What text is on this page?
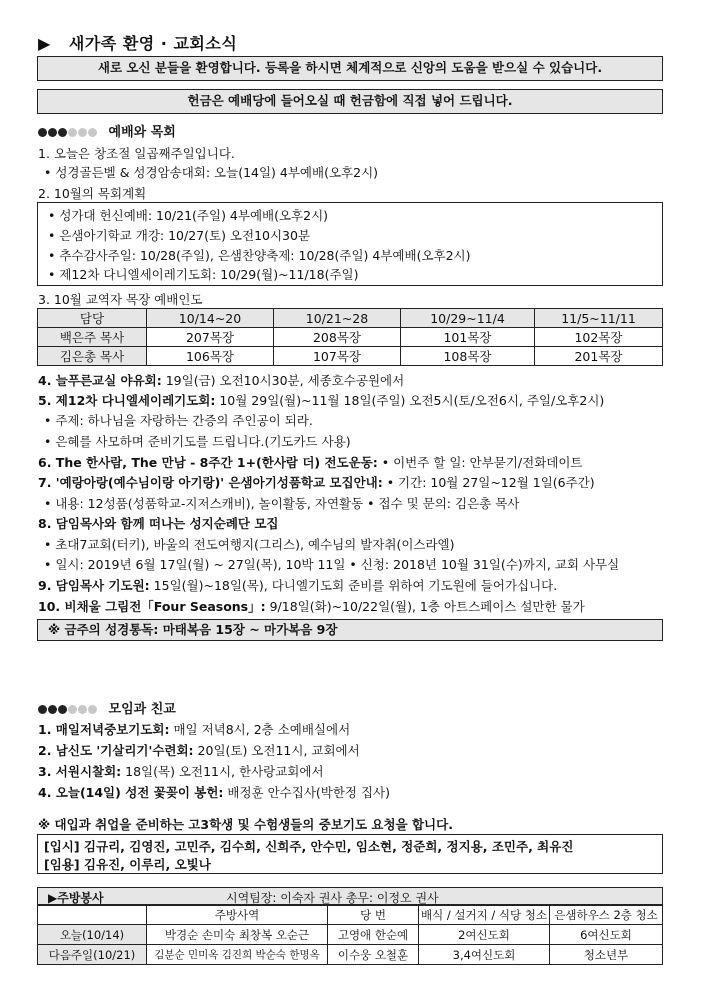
▶ 새가족 환영 · 교회소식
새로 오신 분들을 환영합니다. 등록을 하시면 체계적으로 신앙의 도움을 받으실 수 있습니다.
헌금은 예배당에 들어오실 때 헌금함에 직접 넣어 드립니다.
예배와 목회
1. 오늘은 창조절 일곱째주일입니다.
• 성경골든벨 & 성경암송대회: 오늘(14일) 4부예배(오후2시)
2. 10월의 목회계획
• 성가대 헌신예배: 10/21(주일) 4부예배(오후2시)
• 은샘아기학교 개강: 10/27(토) 오전10시30분
• 추수감사주일: 10/28(주일), 은샘찬양축제: 10/28(주일) 4부예배(오후2시)
• 제12차 다니엘세이레기도회: 10/29(월)~11/18(주일)
3. 10월 교역자 목장 예배인도
담당	10/14~20	10/21~28	10/29~11/4	11/5~11/11
백은주 목사	207목장	208목장	101목장	102목장
김은총 목사	106목장	107목장	108목장	201목장
4. 늘푸른교실 야유회: 19일(금) 오전10시30분, 세종호수공원에서
5. 제12차 다니엘세이레기도회: 10월 29일(월)~11월 18일(주일) 오전5시(토/오전6시, 주일/오후2시)
• 주제: 하나님을 자랑하는 간증의 주인공이 되라.
• 은혜를 사모하며 준비기도를 드립니다.(기도카드 사용)
6. The 한사람, The 만남 - 8주간 1+(한사람 더) 전도운동: • 이번주 할 일: 안부묻기/전화데이트
7. '예랑아랑(예수님이랑 아기랑)' 은샘아기성품학교 모집안내: • 기간: 10월 27일~12월 1일(6주간)
• 내용: 12성품(성품학교-지저스캐비), 놀이활동, 자연활동 • 접수 및 문의: 김은총 목사
8. 담임목사와 함께 떠나는 성지순례단 모집
• 초대7교회(터키), 바울의 전도여행지(그리스), 예수님의 발자취(이스라엘)
• 일시: 2019년 6월 17일(월) ~ 27일(목), 10박 11일 • 신청: 2018년 10월 31일(수)까지, 교회 사무실
9. 담임목사 기도원: 15일(월)~18일(목), 다니엘기도회 준비를 위하여 기도원에 들어가십니다.
10. 비채울 그림전「Four Seasons」: 9/18일(화)~10/22일(월), 1층 아트스페이스 설만한 물가
※ 금주의 성경통독: 마태복음 15장 ~ 마가복음 9장
모임과 친교
1. 매일저녁중보기도회: 매일 저녁8시, 2층 소예배실에서
2. 남신도 '기살리기'수련회: 20일(토) 오전11시, 교회에서
3. 서원시찰회: 18일(목) 오전11시, 한사랑교회에서
4. 오늘(14일) 성전 꽃꽂이 봉헌: 배정훈 안수집사(박한정 집사)
※ 대입과 취업을 준비하는 고3학생 및 수험생들의 중보기도 요청을 합니다.
[입시] 김규리, 김영진, 고민주, 김수희, 신희주, 안수민, 임소현, 정준희, 정지용, 조민주, 최유진
[임용] 김유진, 이루리, 오빛나
▶주방봉사	시역팀장: 이숙자 권사 총무: 이정오 권사
	주방사역	당 번	배식 / 설거지 / 식당 청소	은샘하우스 2층 청소
오늘(10/14)	박경순 손미숙 최창복 오순근	고영애 한순예	2여신도회	6여신도회
다음주일(10/21)	김분순 민미옥 김진희 박순숙 한명옥	이수웅 오철훈	3,4여신도회	청소년부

_ _ _ _ _

(THE TASK): Retype everything in the material word for word, minus pictures.

(RESULT):
What text is on this page?
▶ 새가족 환영 · 교회소식
새로 오신 분들을 환영합니다. 등록을 하시면 체계적으로 신앙의 도움을 받으실 수 있습니다.
헌금은 예배당에 들어오실 때 헌금함에 직접 넣어 드립니다.
예배와 목회
1. 오늘은 창조절 일곱째주일입니다.
• 성경골든벨 & 성경암송대회: 오늘(14일) 4부예배(오후2시)
2. 10월의 목회계획
• 성가대 헌신예배: 10/21(주일) 4부예배(오후2시)
• 은샘아기학교 개강: 10/27(토) 오전10시30분
• 추수감사주일: 10/28(주일), 은샘찬양축제: 10/28(주일) 4부예배(오후2시)
• 제12차 다니엘세이레기도회: 10/29(월)~11/18(주일)
3. 10월 교역자 목장 예배인도
담당	10/14~20	10/21~28	10/29~11/4	11/5~11/11
백은주 목사	207목장	208목장	101목장	102목장
김은총 목사	106목장	107목장	108목장	201목장
4. 늘푸른교실 야유회: 19일(금) 오전10시30분, 세종호수공원에서
5. 제12차 다니엘세이레기도회: 10월 29일(월)~11월 18일(주일) 오전5시(토/오전6시, 주일/오후2시)
• 주제: 하나님을 자랑하는 간증의 주인공이 되라.
• 은혜를 사모하며 준비기도를 드립니다.(기도카드 사용)
6. The 한사람, The 만남 - 8주간 1+(한사람 더) 전도운동: • 이번주 할 일: 안부묻기/전화데이트
7. '예랑아랑(예수님이랑 아기랑)' 은샘아기성품학교 모집안내: • 기간: 10월 27일~12월 1일(6주간)
• 내용: 12성품(성품학교-지저스캐비), 놀이활동, 자연활동 • 접수 및 문의: 김은총 목사
8. 담임목사와 함께 떠나는 성지순례단 모집
• 초대7교회(터키), 바울의 전도여행지(그리스), 예수님의 발자취(이스라엘)
• 일시: 2019년 6월 17일(월) ~ 27일(목), 10박 11일 • 신청: 2018년 10월 31일(수)까지, 교회 사무실
9. 담임목사 기도원: 15일(월)~18일(목), 다니엘기도회 준비를 위하여 기도원에 들어가십니다.
10. 비채울 그림전「Four Seasons」: 9/18일(화)~10/22일(월), 1층 아트스페이스 설만한 물가
※ 금주의 성경통독: 마태복음 15장 ~ 마가복음 9장
모임과 친교
1. 매일저녁중보기도회: 매일 저녁8시, 2층 소예배실에서
2. 남신도 '기살리기'수련회: 20일(토) 오전11시, 교회에서
3. 서원시찰회: 18일(목) 오전11시, 한사랑교회에서
4. 오늘(14일) 성전 꽃꽂이 봉헌: 배정훈 안수집사(박한정 집사)
※ 대입과 취업을 준비하는 고3학생 및 수험생들의 중보기도 요청을 합니다.
[입시] 김규리, 김영진, 고민주, 김수희, 신희주, 안수민, 임소현, 정준희, 정지용, 조민주, 최유진
[임용] 김유진, 이루리, 오빛나
▶주방봉사	시역팀장: 이숙자 권사 총무: 이정오 권사
	주방사역	당 번	배식 / 설거지 / 식당 청소	은샘하우스 2층 청소
오늘(10/14)	박경순 손미숙 최창복 오순근	고영애 한순예	2여신도회	6여신도회
다음주일(10/21)	김분순 민미옥 김진희 박순숙 한명옥	이수웅 오철훈	3,4여신도회	청소년부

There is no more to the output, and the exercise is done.